[Zope3-dev] i18n, unicode, and the underline

Mon, 14 Apr 2003 13:06:28 -0400

> From: Shane Hathaway <shane@zope.com>
> 
> >>That still leaves the literal string "hole", and IMHO it's a really big 
> >>hole.  Three methods have been suggested for patching this hole: 
> >>prefixing all literal strings with "u", calling the unicode() builtin in 
> >>code that concatenates strings, or using 'python -U'.  Since 'python -U' 
> >>doesn't quite work, we only have the first two options for now, and both 
> >>are a burden for the programmer.  One requires uglifying the source, and 
> >>the other requires deeper knowledge than we wanted to require of 
> >>programmers.  Ouch.

> Guido van Rossum wrote:
> > I've forgotten the context...  Why you would want string manipulation
> > functions to return Unicode even when the result can be expressed as
> > ASCII?

> From: Shane Hathaway <shane@zope.com>
> 
> Hmm, Python does try very hard to hide the difference between ASCII 
> strings and Unicode, so you have a good point.  What's missing is the 
> ability to clearly distinguish between ASCII strings and binary strings. 
>   When a function that expects only ASCII or Unicode gets a binary 
> string, it might blow up, but not every time, and the source of the 
> error is often hard to find.  This has caused pain for Zope 3 developers.

What were the sources of binary strings in the cases where it caused
pain?  Were they string literals or read from a file or socket?

> What if strings had a "binary" flag?  Any attempt to combine a
> binary string with a Unicode should fail, even if the binary string
> has all of the high bits unset.  Literal strings should be ASCII
> strings unless they have any characters with the high bit set or
> they have '\0' characters.

(Records from a data source)
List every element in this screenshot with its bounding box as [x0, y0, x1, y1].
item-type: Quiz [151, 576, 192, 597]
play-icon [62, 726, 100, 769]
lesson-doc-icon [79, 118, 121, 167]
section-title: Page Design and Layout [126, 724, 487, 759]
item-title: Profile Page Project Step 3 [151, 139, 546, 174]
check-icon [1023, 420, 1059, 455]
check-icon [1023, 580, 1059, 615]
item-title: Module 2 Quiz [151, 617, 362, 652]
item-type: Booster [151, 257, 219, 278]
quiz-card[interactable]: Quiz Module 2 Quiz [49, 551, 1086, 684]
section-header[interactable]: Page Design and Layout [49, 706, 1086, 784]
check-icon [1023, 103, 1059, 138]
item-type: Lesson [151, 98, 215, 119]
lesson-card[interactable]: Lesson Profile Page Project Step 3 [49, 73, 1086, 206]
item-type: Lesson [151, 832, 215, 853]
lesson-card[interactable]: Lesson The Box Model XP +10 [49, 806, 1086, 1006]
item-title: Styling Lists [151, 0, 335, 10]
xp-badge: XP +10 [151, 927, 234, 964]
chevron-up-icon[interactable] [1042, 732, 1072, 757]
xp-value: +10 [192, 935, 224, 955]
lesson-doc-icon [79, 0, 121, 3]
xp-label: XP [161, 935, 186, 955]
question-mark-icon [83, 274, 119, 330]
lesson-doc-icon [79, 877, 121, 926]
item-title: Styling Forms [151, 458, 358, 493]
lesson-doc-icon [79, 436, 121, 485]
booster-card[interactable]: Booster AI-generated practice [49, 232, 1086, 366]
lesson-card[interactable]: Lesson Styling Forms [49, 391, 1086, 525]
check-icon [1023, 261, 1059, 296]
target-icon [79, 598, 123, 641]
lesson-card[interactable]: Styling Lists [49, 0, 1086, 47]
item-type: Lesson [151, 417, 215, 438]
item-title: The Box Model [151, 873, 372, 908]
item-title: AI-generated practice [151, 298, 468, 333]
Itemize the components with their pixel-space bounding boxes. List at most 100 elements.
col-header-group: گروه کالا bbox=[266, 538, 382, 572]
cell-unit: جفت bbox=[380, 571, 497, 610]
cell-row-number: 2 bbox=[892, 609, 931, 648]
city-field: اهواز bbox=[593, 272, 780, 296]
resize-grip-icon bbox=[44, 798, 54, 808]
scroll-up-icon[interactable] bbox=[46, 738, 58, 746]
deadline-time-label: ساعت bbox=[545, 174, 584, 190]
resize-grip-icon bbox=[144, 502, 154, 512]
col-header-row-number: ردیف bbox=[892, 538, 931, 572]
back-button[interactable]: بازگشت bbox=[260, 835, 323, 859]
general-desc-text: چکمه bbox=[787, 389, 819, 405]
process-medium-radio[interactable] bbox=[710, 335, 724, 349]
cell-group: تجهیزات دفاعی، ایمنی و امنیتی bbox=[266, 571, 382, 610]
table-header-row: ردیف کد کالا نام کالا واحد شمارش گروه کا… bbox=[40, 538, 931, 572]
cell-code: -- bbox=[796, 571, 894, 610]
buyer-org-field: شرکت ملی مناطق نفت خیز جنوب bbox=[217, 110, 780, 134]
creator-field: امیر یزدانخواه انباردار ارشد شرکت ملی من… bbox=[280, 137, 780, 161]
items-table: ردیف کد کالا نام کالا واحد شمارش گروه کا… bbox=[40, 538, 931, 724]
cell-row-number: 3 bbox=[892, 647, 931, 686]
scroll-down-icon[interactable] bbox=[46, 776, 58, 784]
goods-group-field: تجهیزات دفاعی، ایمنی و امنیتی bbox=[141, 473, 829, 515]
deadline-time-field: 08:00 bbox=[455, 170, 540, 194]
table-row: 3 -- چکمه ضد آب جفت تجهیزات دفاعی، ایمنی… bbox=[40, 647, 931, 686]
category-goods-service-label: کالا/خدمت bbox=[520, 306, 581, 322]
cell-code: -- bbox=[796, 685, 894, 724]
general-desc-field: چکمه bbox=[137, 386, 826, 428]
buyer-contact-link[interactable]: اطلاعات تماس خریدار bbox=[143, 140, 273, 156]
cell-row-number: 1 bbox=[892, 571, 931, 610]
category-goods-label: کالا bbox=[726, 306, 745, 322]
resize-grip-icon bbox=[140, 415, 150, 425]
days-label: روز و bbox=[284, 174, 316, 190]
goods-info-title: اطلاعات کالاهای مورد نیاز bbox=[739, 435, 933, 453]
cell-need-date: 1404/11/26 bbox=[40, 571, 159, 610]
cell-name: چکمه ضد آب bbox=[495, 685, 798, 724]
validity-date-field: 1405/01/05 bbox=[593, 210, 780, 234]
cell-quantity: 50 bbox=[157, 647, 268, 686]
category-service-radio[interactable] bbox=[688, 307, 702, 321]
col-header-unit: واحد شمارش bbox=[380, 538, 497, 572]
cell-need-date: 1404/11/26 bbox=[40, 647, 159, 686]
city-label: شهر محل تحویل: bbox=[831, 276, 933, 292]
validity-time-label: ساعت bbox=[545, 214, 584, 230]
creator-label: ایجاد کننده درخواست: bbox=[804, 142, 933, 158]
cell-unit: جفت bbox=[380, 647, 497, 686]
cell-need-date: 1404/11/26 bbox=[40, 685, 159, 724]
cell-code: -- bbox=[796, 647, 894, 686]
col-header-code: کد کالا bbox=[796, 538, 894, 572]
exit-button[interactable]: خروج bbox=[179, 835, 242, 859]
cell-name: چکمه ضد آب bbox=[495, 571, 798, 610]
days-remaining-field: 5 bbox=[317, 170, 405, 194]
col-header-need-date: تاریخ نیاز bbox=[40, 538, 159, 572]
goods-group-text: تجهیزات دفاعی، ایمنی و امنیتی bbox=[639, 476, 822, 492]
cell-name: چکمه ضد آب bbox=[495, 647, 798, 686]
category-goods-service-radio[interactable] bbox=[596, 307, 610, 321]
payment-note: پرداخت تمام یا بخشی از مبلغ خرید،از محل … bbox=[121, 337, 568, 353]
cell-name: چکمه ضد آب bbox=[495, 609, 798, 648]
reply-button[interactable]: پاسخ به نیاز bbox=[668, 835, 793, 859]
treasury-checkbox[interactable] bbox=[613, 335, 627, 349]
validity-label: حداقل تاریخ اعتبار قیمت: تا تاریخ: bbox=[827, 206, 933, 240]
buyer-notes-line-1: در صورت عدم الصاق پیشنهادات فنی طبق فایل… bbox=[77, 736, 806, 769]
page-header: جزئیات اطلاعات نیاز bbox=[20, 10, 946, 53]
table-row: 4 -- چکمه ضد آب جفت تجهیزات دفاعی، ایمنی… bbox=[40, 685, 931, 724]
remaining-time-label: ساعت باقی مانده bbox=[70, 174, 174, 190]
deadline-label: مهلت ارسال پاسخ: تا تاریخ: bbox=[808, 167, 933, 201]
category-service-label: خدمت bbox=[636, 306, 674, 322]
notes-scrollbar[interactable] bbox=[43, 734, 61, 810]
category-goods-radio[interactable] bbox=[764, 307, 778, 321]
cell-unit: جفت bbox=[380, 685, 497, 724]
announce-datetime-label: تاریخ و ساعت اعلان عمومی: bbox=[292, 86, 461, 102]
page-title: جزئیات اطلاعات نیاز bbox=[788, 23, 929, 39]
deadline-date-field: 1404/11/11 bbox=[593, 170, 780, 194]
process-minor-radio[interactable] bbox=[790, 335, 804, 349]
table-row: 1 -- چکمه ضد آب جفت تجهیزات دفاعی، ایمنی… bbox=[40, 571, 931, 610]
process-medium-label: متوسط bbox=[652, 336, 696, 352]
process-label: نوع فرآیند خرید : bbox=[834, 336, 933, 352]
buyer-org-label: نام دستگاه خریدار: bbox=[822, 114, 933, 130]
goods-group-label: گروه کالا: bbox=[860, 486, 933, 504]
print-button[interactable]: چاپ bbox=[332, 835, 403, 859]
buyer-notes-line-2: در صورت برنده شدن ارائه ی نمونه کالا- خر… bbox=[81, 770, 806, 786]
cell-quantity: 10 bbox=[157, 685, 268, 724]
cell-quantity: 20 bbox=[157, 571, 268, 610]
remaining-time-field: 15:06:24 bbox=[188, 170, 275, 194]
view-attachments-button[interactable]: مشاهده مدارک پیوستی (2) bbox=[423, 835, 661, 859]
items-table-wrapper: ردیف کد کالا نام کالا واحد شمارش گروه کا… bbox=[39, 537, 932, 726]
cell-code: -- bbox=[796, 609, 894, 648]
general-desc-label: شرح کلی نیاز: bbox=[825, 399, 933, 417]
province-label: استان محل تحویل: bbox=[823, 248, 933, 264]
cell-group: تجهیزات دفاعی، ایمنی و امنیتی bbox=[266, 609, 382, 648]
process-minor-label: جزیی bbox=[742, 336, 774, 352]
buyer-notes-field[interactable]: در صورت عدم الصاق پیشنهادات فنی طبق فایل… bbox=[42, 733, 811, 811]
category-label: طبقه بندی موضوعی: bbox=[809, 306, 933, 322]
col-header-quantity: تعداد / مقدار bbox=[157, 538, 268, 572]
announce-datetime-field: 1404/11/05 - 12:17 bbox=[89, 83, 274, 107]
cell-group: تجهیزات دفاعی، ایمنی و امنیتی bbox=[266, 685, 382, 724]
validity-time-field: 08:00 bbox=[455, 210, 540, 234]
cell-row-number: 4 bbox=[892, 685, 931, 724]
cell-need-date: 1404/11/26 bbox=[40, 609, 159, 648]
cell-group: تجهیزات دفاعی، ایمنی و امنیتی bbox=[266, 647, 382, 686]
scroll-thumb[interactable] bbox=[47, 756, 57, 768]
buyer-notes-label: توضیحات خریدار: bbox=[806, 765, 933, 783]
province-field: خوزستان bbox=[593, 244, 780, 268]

> _WORK TO DO_:
a. Set down a passage from the Zope3-dev message word for word. Begin at the words "What were the" and stop after "have '\0' characters.".
b. According to the Zope3-dev message, which of the suggested options doesn't quite work?
c. List every method the Zope3-dev message says was suggested for patching the literal string hole.

> _RESULTS BY TASK_:
a.
What were the sources of binary strings in the cases where it caused
pain?  Were they string literals or read from a file or socket?

> What if strings had a "binary" flag?  Any attempt to combine a
> binary string with a Unicode should fail, even if the binary string
> has all of the high bits unset.  Literal strings should be ASCII
> strings unless they have any characters with the high bit set or
> they have '\0' characters.

b. Using 'python -U'.

c.
- Prefixing all literal strings with "u"
- Calling the unicode() builtin in code that concatenates strings
- Using 'python -U'